### Available records
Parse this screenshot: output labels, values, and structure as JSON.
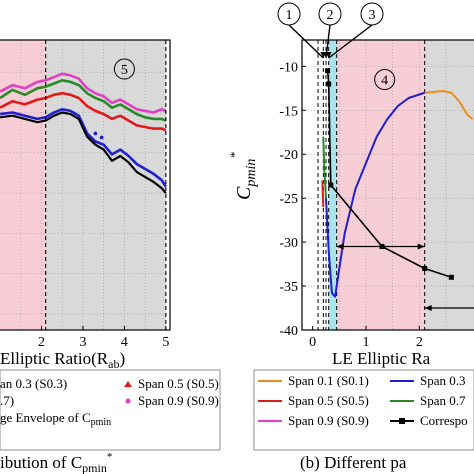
{
  "chart_data": [
    {
      "type": "line",
      "panel": "left",
      "region_marker": "5",
      "xlabel": "Elliptic Ratio(R",
      "xlabel_sub": "ab",
      "xlabel_tail": ")",
      "xlim": [
        0.95,
        5.1
      ],
      "ylim": [
        -42,
        -6
      ],
      "xticks": [
        "2",
        "3",
        "4",
        "5"
      ],
      "xtick_values": [
        2,
        3,
        4,
        5
      ],
      "vlines": [
        2.1,
        5.0
      ],
      "caption": "ibution of C",
      "caption_sub": "pmin",
      "caption_sup": "*",
      "legend": [
        {
          "label": "an 0.3 (S0.3)",
          "color": "#1f1fd0",
          "marker": "none"
        },
        {
          "label": "Span 0.5 (S0.5)",
          "color": "#e01b1b",
          "marker": "triangle"
        },
        {
          "label": ".7)",
          "color": "#2a8a2a",
          "marker": "none"
        },
        {
          "label": "Span 0.9 (S0.9)",
          "color": "#e040c0",
          "marker": "circle"
        },
        {
          "label": "ge Envelope  of C",
          "sub": "pmin",
          "color": "#000000",
          "marker": "none"
        }
      ],
      "series": [
        {
          "color": "#e040c0",
          "x": [
            1.0,
            1.3,
            1.6,
            1.9,
            2.1,
            2.3,
            2.5,
            2.7,
            2.9,
            3.1,
            3.3,
            3.5,
            3.7,
            3.9,
            4.1,
            4.3,
            4.5,
            4.7,
            4.9,
            5.0
          ],
          "y": [
            -12.4,
            -11.6,
            -12,
            -11.2,
            -11,
            -10.6,
            -10.2,
            -10.4,
            -10.8,
            -12,
            -12.6,
            -13,
            -13.8,
            -13.4,
            -14,
            -14.6,
            -14.8,
            -15,
            -14.6,
            -14.8
          ]
        },
        {
          "color": "#2a8a2a",
          "x": [
            1.0,
            1.3,
            1.6,
            1.9,
            2.1,
            2.3,
            2.5,
            2.7,
            2.9,
            3.1,
            3.3,
            3.5,
            3.7,
            3.9,
            4.1,
            4.3,
            4.5,
            4.7,
            4.9,
            5.0
          ],
          "y": [
            -13.2,
            -12.2,
            -12.8,
            -12,
            -11.8,
            -11.4,
            -11,
            -11.2,
            -11.6,
            -12.6,
            -13.2,
            -13.6,
            -14.4,
            -14,
            -14.6,
            -15.2,
            -15.6,
            -15.8,
            -15.8,
            -16
          ]
        },
        {
          "color": "#e01b1b",
          "x": [
            1.0,
            1.3,
            1.6,
            1.9,
            2.1,
            2.3,
            2.5,
            2.7,
            2.9,
            3.1,
            3.3,
            3.5,
            3.7,
            3.9,
            4.1,
            4.3,
            4.5,
            4.7,
            4.9,
            5.0
          ],
          "y": [
            -14.4,
            -13.6,
            -14,
            -13.4,
            -13.2,
            -12.8,
            -12.6,
            -12.8,
            -13.2,
            -14.2,
            -14.8,
            -15.2,
            -15.8,
            -15.4,
            -16,
            -16.6,
            -16.8,
            -17,
            -17,
            -17.2
          ]
        },
        {
          "color": "#1f1fd0",
          "x": [
            1.0,
            1.3,
            1.6,
            1.9,
            2.1,
            2.3,
            2.5,
            2.7,
            2.9,
            3.1,
            3.3,
            3.5,
            3.7,
            3.9,
            4.1,
            4.3,
            4.5,
            4.7,
            4.9,
            5.0
          ],
          "y": [
            -15.2,
            -15,
            -15.4,
            -15.8,
            -15.6,
            -15,
            -14.6,
            -14.8,
            -15.4,
            -17.6,
            -18.6,
            -19,
            -20.2,
            -19.6,
            -20.4,
            -21.4,
            -22,
            -22.6,
            -23.4,
            -24.2
          ]
        },
        {
          "color": "#000000",
          "x": [
            1.0,
            1.3,
            1.6,
            1.9,
            2.1,
            2.3,
            2.5,
            2.7,
            2.9,
            3.1,
            3.3,
            3.5,
            3.7,
            3.9,
            4.1,
            4.3,
            4.5,
            4.7,
            4.9,
            5.0
          ],
          "y": [
            -15.6,
            -15.4,
            -15.8,
            -16.2,
            -16,
            -15.4,
            -15,
            -15.2,
            -15.8,
            -18,
            -19,
            -19.6,
            -21,
            -20.4,
            -21.2,
            -22.4,
            -23,
            -23.6,
            -24.4,
            -25
          ]
        }
      ]
    },
    {
      "type": "line",
      "panel": "right",
      "xlabel": "LE Elliptic Ra",
      "ylabel": "C",
      "ylabel_sub": "pmin",
      "ylabel_sup": "*",
      "xlim": [
        -0.2,
        3.1
      ],
      "ylim": [
        -40,
        -7
      ],
      "yticks": [
        "-10",
        "-15",
        "-20",
        "-25",
        "-30",
        "-35",
        "-40"
      ],
      "ytick_values": [
        -10,
        -15,
        -20,
        -25,
        -30,
        -35,
        -40
      ],
      "xticks": [
        "0",
        "1",
        "2"
      ],
      "xtick_values": [
        0,
        1,
        2
      ],
      "region_marker": "4",
      "top_markers": [
        "1",
        "2",
        "3"
      ],
      "vlines": [
        0.1,
        0.2,
        0.25,
        0.3,
        0.45,
        2.1
      ],
      "caption": "(b) Different pa",
      "legend": [
        {
          "label": "Span 0.1 (S0.1)",
          "color": "#f08a1c"
        },
        {
          "label": "Span 0.3",
          "color": "#1f1fd0"
        },
        {
          "label": "Span 0.5 (S0.5)",
          "color": "#e01b1b"
        },
        {
          "label": "Span 0.7",
          "color": "#2a8a2a"
        },
        {
          "label": "Span 0.9 (S0.9)",
          "color": "#e040c0"
        },
        {
          "label": "Correspo",
          "color": "#000000",
          "marker": "square"
        }
      ],
      "series": [
        {
          "color": "#f08a1c",
          "x": [
            2.1,
            2.3,
            2.45,
            2.6,
            2.75,
            2.9,
            3.0
          ],
          "y": [
            -13,
            -12.9,
            -12.8,
            -13,
            -14,
            -15.5,
            -16
          ]
        },
        {
          "color": "#1f1fd0",
          "x": [
            0.25,
            0.3,
            0.36,
            0.42,
            0.5,
            0.6,
            0.8,
            1.0,
            1.2,
            1.4,
            1.6,
            1.8,
            2.0,
            2.1
          ],
          "y": [
            -25,
            -31,
            -35.8,
            -36.2,
            -33,
            -29,
            -24,
            -21,
            -18,
            -16,
            -14.5,
            -13.6,
            -13.2,
            -13
          ]
        },
        {
          "color": "#e01b1b",
          "x": [
            0.18,
            0.19,
            0.2
          ],
          "y": [
            -23,
            -24.5,
            -26
          ]
        },
        {
          "color": "#2a8a2a",
          "x": [
            0.2,
            0.22,
            0.25
          ],
          "y": [
            -18,
            -22,
            -25
          ]
        },
        {
          "color": "#000000",
          "x": [
            0.28,
            0.3,
            0.34,
            1.3,
            2.1,
            2.6
          ],
          "y": [
            -10.5,
            -12,
            -23.5,
            -30.5,
            -33,
            -34
          ]
        }
      ]
    }
  ]
}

### What this task involves
Replicate the material above verbatim; images stay out of the copy.

### Output of the task
Parse this screenshot: output labels, values, and structure as JSON.
{
  "chart_data": [
    {
      "type": "line",
      "panel": "left",
      "region_marker": "5",
      "xlabel": "Elliptic Ratio(R",
      "xlabel_sub": "ab",
      "xlabel_tail": ")",
      "xlim": [
        0.95,
        5.1
      ],
      "ylim": [
        -42,
        -6
      ],
      "xticks": [
        "2",
        "3",
        "4",
        "5"
      ],
      "xtick_values": [
        2,
        3,
        4,
        5
      ],
      "vlines": [
        2.1,
        5.0
      ],
      "caption": "ibution of C",
      "caption_sub": "pmin",
      "caption_sup": "*",
      "legend": [
        {
          "label": "an 0.3 (S0.3)",
          "color": "#1f1fd0",
          "marker": "none"
        },
        {
          "label": "Span 0.5 (S0.5)",
          "color": "#e01b1b",
          "marker": "triangle"
        },
        {
          "label": ".7)",
          "color": "#2a8a2a",
          "marker": "none"
        },
        {
          "label": "Span 0.9 (S0.9)",
          "color": "#e040c0",
          "marker": "circle"
        },
        {
          "label": "ge Envelope  of C",
          "sub": "pmin",
          "color": "#000000",
          "marker": "none"
        }
      ],
      "series": [
        {
          "color": "#e040c0",
          "x": [
            1.0,
            1.3,
            1.6,
            1.9,
            2.1,
            2.3,
            2.5,
            2.7,
            2.9,
            3.1,
            3.3,
            3.5,
            3.7,
            3.9,
            4.1,
            4.3,
            4.5,
            4.7,
            4.9,
            5.0
          ],
          "y": [
            -12.4,
            -11.6,
            -12,
            -11.2,
            -11,
            -10.6,
            -10.2,
            -10.4,
            -10.8,
            -12,
            -12.6,
            -13,
            -13.8,
            -13.4,
            -14,
            -14.6,
            -14.8,
            -15,
            -14.6,
            -14.8
          ]
        },
        {
          "color": "#2a8a2a",
          "x": [
            1.0,
            1.3,
            1.6,
            1.9,
            2.1,
            2.3,
            2.5,
            2.7,
            2.9,
            3.1,
            3.3,
            3.5,
            3.7,
            3.9,
            4.1,
            4.3,
            4.5,
            4.7,
            4.9,
            5.0
          ],
          "y": [
            -13.2,
            -12.2,
            -12.8,
            -12,
            -11.8,
            -11.4,
            -11,
            -11.2,
            -11.6,
            -12.6,
            -13.2,
            -13.6,
            -14.4,
            -14,
            -14.6,
            -15.2,
            -15.6,
            -15.8,
            -15.8,
            -16
          ]
        },
        {
          "color": "#e01b1b",
          "x": [
            1.0,
            1.3,
            1.6,
            1.9,
            2.1,
            2.3,
            2.5,
            2.7,
            2.9,
            3.1,
            3.3,
            3.5,
            3.7,
            3.9,
            4.1,
            4.3,
            4.5,
            4.7,
            4.9,
            5.0
          ],
          "y": [
            -14.4,
            -13.6,
            -14,
            -13.4,
            -13.2,
            -12.8,
            -12.6,
            -12.8,
            -13.2,
            -14.2,
            -14.8,
            -15.2,
            -15.8,
            -15.4,
            -16,
            -16.6,
            -16.8,
            -17,
            -17,
            -17.2
          ]
        },
        {
          "color": "#1f1fd0",
          "x": [
            1.0,
            1.3,
            1.6,
            1.9,
            2.1,
            2.3,
            2.5,
            2.7,
            2.9,
            3.1,
            3.3,
            3.5,
            3.7,
            3.9,
            4.1,
            4.3,
            4.5,
            4.7,
            4.9,
            5.0
          ],
          "y": [
            -15.2,
            -15,
            -15.4,
            -15.8,
            -15.6,
            -15,
            -14.6,
            -14.8,
            -15.4,
            -17.6,
            -18.6,
            -19,
            -20.2,
            -19.6,
            -20.4,
            -21.4,
            -22,
            -22.6,
            -23.4,
            -24.2
          ]
        },
        {
          "color": "#000000",
          "x": [
            1.0,
            1.3,
            1.6,
            1.9,
            2.1,
            2.3,
            2.5,
            2.7,
            2.9,
            3.1,
            3.3,
            3.5,
            3.7,
            3.9,
            4.1,
            4.3,
            4.5,
            4.7,
            4.9,
            5.0
          ],
          "y": [
            -15.6,
            -15.4,
            -15.8,
            -16.2,
            -16,
            -15.4,
            -15,
            -15.2,
            -15.8,
            -18,
            -19,
            -19.6,
            -21,
            -20.4,
            -21.2,
            -22.4,
            -23,
            -23.6,
            -24.4,
            -25
          ]
        }
      ]
    },
    {
      "type": "line",
      "panel": "right",
      "xlabel": "LE Elliptic Ra",
      "ylabel": "C",
      "ylabel_sub": "pmin",
      "ylabel_sup": "*",
      "xlim": [
        -0.2,
        3.1
      ],
      "ylim": [
        -40,
        -7
      ],
      "yticks": [
        "-10",
        "-15",
        "-20",
        "-25",
        "-30",
        "-35",
        "-40"
      ],
      "ytick_values": [
        -10,
        -15,
        -20,
        -25,
        -30,
        -35,
        -40
      ],
      "xticks": [
        "0",
        "1",
        "2"
      ],
      "xtick_values": [
        0,
        1,
        2
      ],
      "region_marker": "4",
      "top_markers": [
        "1",
        "2",
        "3"
      ],
      "vlines": [
        0.1,
        0.2,
        0.25,
        0.3,
        0.45,
        2.1
      ],
      "caption": "(b) Different pa",
      "legend": [
        {
          "label": "Span 0.1 (S0.1)",
          "color": "#f08a1c"
        },
        {
          "label": "Span 0.3",
          "color": "#1f1fd0"
        },
        {
          "label": "Span 0.5 (S0.5)",
          "color": "#e01b1b"
        },
        {
          "label": "Span 0.7",
          "color": "#2a8a2a"
        },
        {
          "label": "Span 0.9 (S0.9)",
          "color": "#e040c0"
        },
        {
          "label": "Correspo",
          "color": "#000000",
          "marker": "square"
        }
      ],
      "series": [
        {
          "color": "#f08a1c",
          "x": [
            2.1,
            2.3,
            2.45,
            2.6,
            2.75,
            2.9,
            3.0
          ],
          "y": [
            -13,
            -12.9,
            -12.8,
            -13,
            -14,
            -15.5,
            -16
          ]
        },
        {
          "color": "#1f1fd0",
          "x": [
            0.25,
            0.3,
            0.36,
            0.42,
            0.5,
            0.6,
            0.8,
            1.0,
            1.2,
            1.4,
            1.6,
            1.8,
            2.0,
            2.1
          ],
          "y": [
            -25,
            -31,
            -35.8,
            -36.2,
            -33,
            -29,
            -24,
            -21,
            -18,
            -16,
            -14.5,
            -13.6,
            -13.2,
            -13
          ]
        },
        {
          "color": "#e01b1b",
          "x": [
            0.18,
            0.19,
            0.2
          ],
          "y": [
            -23,
            -24.5,
            -26
          ]
        },
        {
          "color": "#2a8a2a",
          "x": [
            0.2,
            0.22,
            0.25
          ],
          "y": [
            -18,
            -22,
            -25
          ]
        },
        {
          "color": "#000000",
          "x": [
            0.28,
            0.3,
            0.34,
            1.3,
            2.1,
            2.6
          ],
          "y": [
            -10.5,
            -12,
            -23.5,
            -30.5,
            -33,
            -34
          ]
        }
      ]
    }
  ]
}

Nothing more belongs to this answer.